Required work ▸
Each entry below should be echoed exactly, with pictures omitted.

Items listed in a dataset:
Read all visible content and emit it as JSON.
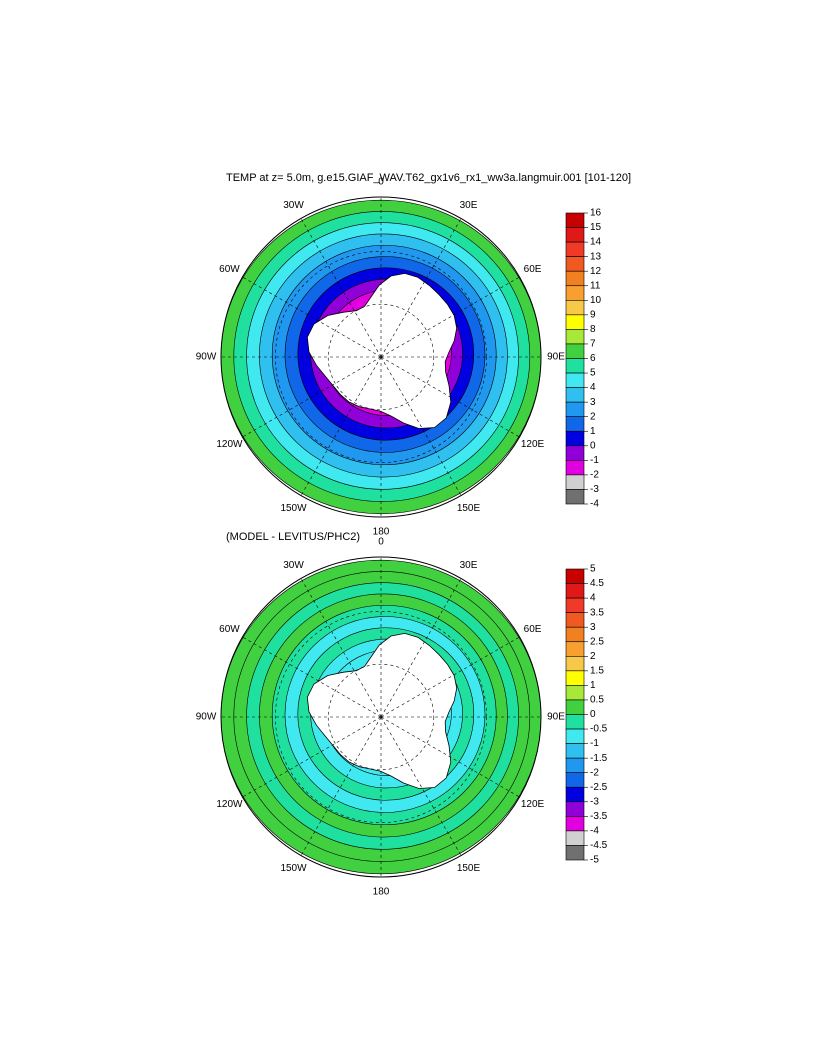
{
  "panels": [
    {
      "title": "TEMP at z=   5.0m, g.e15.GIAF_WAV.T62_gx1v6_rx1_ww3a.langmuir.001 [101-120]",
      "lon_labels": [
        "0",
        "30E",
        "60E",
        "90E",
        "120E",
        "150E",
        "180",
        "150W",
        "120W",
        "90W",
        "60W",
        "30W"
      ],
      "colorbar": {
        "ticks": [
          16,
          15,
          14,
          13,
          12,
          11,
          10,
          9,
          8,
          7,
          6,
          5,
          4,
          3,
          2,
          1,
          0,
          -1,
          -2,
          -3,
          -4
        ]
      }
    },
    {
      "title": "(MODEL - LEVITUS/PHC2)",
      "lon_labels": [
        "0",
        "30E",
        "60E",
        "90E",
        "120E",
        "150E",
        "180",
        "150W",
        "120W",
        "90W",
        "60W",
        "30W"
      ],
      "colorbar": {
        "ticks": [
          5,
          4.5,
          4,
          3.5,
          3,
          2.5,
          2,
          1.5,
          1,
          0.5,
          0,
          -0.5,
          -1,
          -1.5,
          -2,
          -2.5,
          -3,
          -3.5,
          -4,
          -4.5,
          -5
        ]
      }
    }
  ],
  "colors": [
    "#c80000",
    "#e01818",
    "#f03a28",
    "#f05a20",
    "#f08020",
    "#f7a030",
    "#f8c848",
    "#ffff00",
    "#a8e838",
    "#40d040",
    "#20e0a0",
    "#40e8f0",
    "#30c0f0",
    "#2098f0",
    "#1068e8",
    "#0000e0",
    "#9000d8",
    "#e000e0",
    "#d0d0d0",
    "#707070"
  ]
}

Solved exercise ▸
Read all visible content and emit it as JSON.
{
  "panels": [
    {
      "title": "TEMP at z=   5.0m, g.e15.GIAF_WAV.T62_gx1v6_rx1_ww3a.langmuir.001 [101-120]",
      "lon_labels": [
        "0",
        "30E",
        "60E",
        "90E",
        "120E",
        "150E",
        "180",
        "150W",
        "120W",
        "90W",
        "60W",
        "30W"
      ],
      "colorbar": {
        "ticks": [
          16,
          15,
          14,
          13,
          12,
          11,
          10,
          9,
          8,
          7,
          6,
          5,
          4,
          3,
          2,
          1,
          0,
          -1,
          -2,
          -3,
          -4
        ]
      }
    },
    {
      "title": "(MODEL - LEVITUS/PHC2)",
      "lon_labels": [
        "0",
        "30E",
        "60E",
        "90E",
        "120E",
        "150E",
        "180",
        "150W",
        "120W",
        "90W",
        "60W",
        "30W"
      ],
      "colorbar": {
        "ticks": [
          5,
          4.5,
          4,
          3.5,
          3,
          2.5,
          2,
          1.5,
          1,
          0.5,
          0,
          -0.5,
          -1,
          -1.5,
          -2,
          -2.5,
          -3,
          -3.5,
          -4,
          -4.5,
          -5
        ]
      }
    }
  ],
  "colors": [
    "#c80000",
    "#e01818",
    "#f03a28",
    "#f05a20",
    "#f08020",
    "#f7a030",
    "#f8c848",
    "#ffff00",
    "#a8e838",
    "#40d040",
    "#20e0a0",
    "#40e8f0",
    "#30c0f0",
    "#2098f0",
    "#1068e8",
    "#0000e0",
    "#9000d8",
    "#e000e0",
    "#d0d0d0",
    "#707070"
  ]
}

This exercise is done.